What you need to do
Here are some records; return them all exactly.

Data rows

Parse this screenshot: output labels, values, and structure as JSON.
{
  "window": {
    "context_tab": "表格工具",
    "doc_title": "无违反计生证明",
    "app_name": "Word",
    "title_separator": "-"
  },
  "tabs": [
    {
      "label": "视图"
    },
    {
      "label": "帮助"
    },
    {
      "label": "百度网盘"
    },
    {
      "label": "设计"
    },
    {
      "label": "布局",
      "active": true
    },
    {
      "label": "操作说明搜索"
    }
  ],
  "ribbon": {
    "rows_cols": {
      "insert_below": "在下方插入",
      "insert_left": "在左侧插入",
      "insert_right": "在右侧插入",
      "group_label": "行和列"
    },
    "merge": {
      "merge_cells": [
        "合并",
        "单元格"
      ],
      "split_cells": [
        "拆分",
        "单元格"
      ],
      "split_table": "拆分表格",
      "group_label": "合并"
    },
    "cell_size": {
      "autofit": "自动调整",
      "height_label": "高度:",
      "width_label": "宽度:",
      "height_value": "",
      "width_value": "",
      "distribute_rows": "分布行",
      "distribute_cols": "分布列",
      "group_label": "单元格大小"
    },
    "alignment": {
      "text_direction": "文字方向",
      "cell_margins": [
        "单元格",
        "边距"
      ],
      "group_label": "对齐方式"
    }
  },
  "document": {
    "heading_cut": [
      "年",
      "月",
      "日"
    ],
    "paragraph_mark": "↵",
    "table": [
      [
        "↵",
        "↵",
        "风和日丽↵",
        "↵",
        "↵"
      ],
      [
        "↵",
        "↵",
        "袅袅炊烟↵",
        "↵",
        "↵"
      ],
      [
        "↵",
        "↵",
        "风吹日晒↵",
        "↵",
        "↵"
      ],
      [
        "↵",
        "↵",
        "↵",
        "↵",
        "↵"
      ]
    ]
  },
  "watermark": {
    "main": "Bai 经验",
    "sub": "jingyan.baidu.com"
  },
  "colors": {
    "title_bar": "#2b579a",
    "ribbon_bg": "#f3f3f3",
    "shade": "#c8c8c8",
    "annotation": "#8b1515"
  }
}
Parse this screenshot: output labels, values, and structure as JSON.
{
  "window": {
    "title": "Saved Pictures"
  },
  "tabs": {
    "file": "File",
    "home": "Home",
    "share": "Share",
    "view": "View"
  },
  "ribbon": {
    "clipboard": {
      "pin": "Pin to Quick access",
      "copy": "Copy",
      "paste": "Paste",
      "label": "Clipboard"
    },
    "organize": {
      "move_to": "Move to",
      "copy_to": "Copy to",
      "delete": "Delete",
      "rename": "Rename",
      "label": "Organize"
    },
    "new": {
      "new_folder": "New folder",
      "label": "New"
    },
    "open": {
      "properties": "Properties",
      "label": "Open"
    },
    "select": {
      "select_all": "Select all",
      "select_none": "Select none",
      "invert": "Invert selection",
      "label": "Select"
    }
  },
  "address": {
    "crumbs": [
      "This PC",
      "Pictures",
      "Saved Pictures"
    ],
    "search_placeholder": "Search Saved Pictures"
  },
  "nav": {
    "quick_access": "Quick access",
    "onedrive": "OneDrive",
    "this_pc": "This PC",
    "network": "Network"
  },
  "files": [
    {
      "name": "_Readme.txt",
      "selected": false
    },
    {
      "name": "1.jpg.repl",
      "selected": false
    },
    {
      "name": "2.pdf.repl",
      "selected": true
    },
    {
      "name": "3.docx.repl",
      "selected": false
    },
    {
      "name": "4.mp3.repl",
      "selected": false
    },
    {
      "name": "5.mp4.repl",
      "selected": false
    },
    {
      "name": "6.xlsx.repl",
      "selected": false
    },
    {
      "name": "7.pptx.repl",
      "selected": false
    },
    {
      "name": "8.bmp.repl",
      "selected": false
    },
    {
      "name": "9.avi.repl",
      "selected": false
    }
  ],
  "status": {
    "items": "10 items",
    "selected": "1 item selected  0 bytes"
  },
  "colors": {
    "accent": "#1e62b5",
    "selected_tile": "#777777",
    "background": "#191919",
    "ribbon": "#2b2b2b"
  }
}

Response
Parse this screenshot: output labels, values, and structure as JSON.
{
  "window": {
    "context_tab": "表格工具",
    "doc_title": "无违反计生证明",
    "app_name": "Word",
    "title_separator": "-"
  },
  "tabs": [
    {
      "label": "视图"
    },
    {
      "label": "帮助"
    },
    {
      "label": "百度网盘"
    },
    {
      "label": "设计"
    },
    {
      "label": "布局",
      "active": true
    },
    {
      "label": "操作说明搜索"
    }
  ],
  "ribbon": {
    "rows_cols": {
      "insert_below": "在下方插入",
      "insert_left": "在左侧插入",
      "insert_right": "在右侧插入",
      "group_label": "行和列"
    },
    "merge": {
      "merge_cells": [
        "合并",
        "单元格"
      ],
      "split_cells": [
        "拆分",
        "单元格"
      ],
      "split_table": "拆分表格",
      "group_label": "合并"
    },
    "cell_size": {
      "autofit": "自动调整",
      "height_label": "高度:",
      "width_label": "宽度:",
      "height_value": "",
      "width_value": "",
      "distribute_rows": "分布行",
      "distribute_cols": "分布列",
      "group_label": "单元格大小"
    },
    "alignment": {
      "text_direction": "文字方向",
      "cell_margins": [
        "单元格",
        "边距"
      ],
      "group_label": "对齐方式"
    }
  },
  "document": {
    "heading_cut": [
      "年",
      "月",
      "日"
    ],
    "paragraph_mark": "↵",
    "table": [
      [
        "↵",
        "↵",
        "风和日丽↵",
        "↵",
        "↵"
      ],
      [
        "↵",
        "↵",
        "袅袅炊烟↵",
        "↵",
        "↵"
      ],
      [
        "↵",
        "↵",
        "风吹日晒↵",
        "↵",
        "↵"
      ],
      [
        "↵",
        "↵",
        "↵",
        "↵",
        "↵"
      ]
    ]
  },
  "watermark": {
    "main": "Bai 经验",
    "sub": "jingyan.baidu.com"
  },
  "colors": {
    "title_bar": "#2b579a",
    "ribbon_bg": "#f3f3f3",
    "shade": "#c8c8c8",
    "annotation": "#8b1515"
  }
}
Parse this screenshot: output labels, values, and structure as JSON.
{
  "window": {
    "title": "Saved Pictures"
  },
  "tabs": {
    "file": "File",
    "home": "Home",
    "share": "Share",
    "view": "View"
  },
  "ribbon": {
    "clipboard": {
      "pin": "Pin to Quick access",
      "copy": "Copy",
      "paste": "Paste",
      "label": "Clipboard"
    },
    "organize": {
      "move_to": "Move to",
      "copy_to": "Copy to",
      "delete": "Delete",
      "rename": "Rename",
      "label": "Organize"
    },
    "new": {
      "new_folder": "New folder",
      "label": "New"
    },
    "open": {
      "properties": "Properties",
      "label": "Open"
    },
    "select": {
      "select_all": "Select all",
      "select_none": "Select none",
      "invert": "Invert selection",
      "label": "Select"
    }
  },
  "address": {
    "crumbs": [
      "This PC",
      "Pictures",
      "Saved Pictures"
    ],
    "search_placeholder": "Search Saved Pictures"
  },
  "nav": {
    "quick_access": "Quick access",
    "onedrive": "OneDrive",
    "this_pc": "This PC",
    "network": "Network"
  },
  "files": [
    {
      "name": "_Readme.txt",
      "selected": false
    },
    {
      "name": "1.jpg.repl",
      "selected": false
    },
    {
      "name": "2.pdf.repl",
      "selected": true
    },
    {
      "name": "3.docx.repl",
      "selected": false
    },
    {
      "name": "4.mp3.repl",
      "selected": false
    },
    {
      "name": "5.mp4.repl",
      "selected": false
    },
    {
      "name": "6.xlsx.repl",
      "selected": false
    },
    {
      "name": "7.pptx.repl",
      "selected": false
    },
    {
      "name": "8.bmp.repl",
      "selected": false
    },
    {
      "name": "9.avi.repl",
      "selected": false
    }
  ],
  "status": {
    "items": "10 items",
    "selected": "1 item selected  0 bytes"
  },
  "colors": {
    "accent": "#1e62b5",
    "selected_tile": "#777777",
    "background": "#191919",
    "ribbon": "#2b2b2b"
  }
}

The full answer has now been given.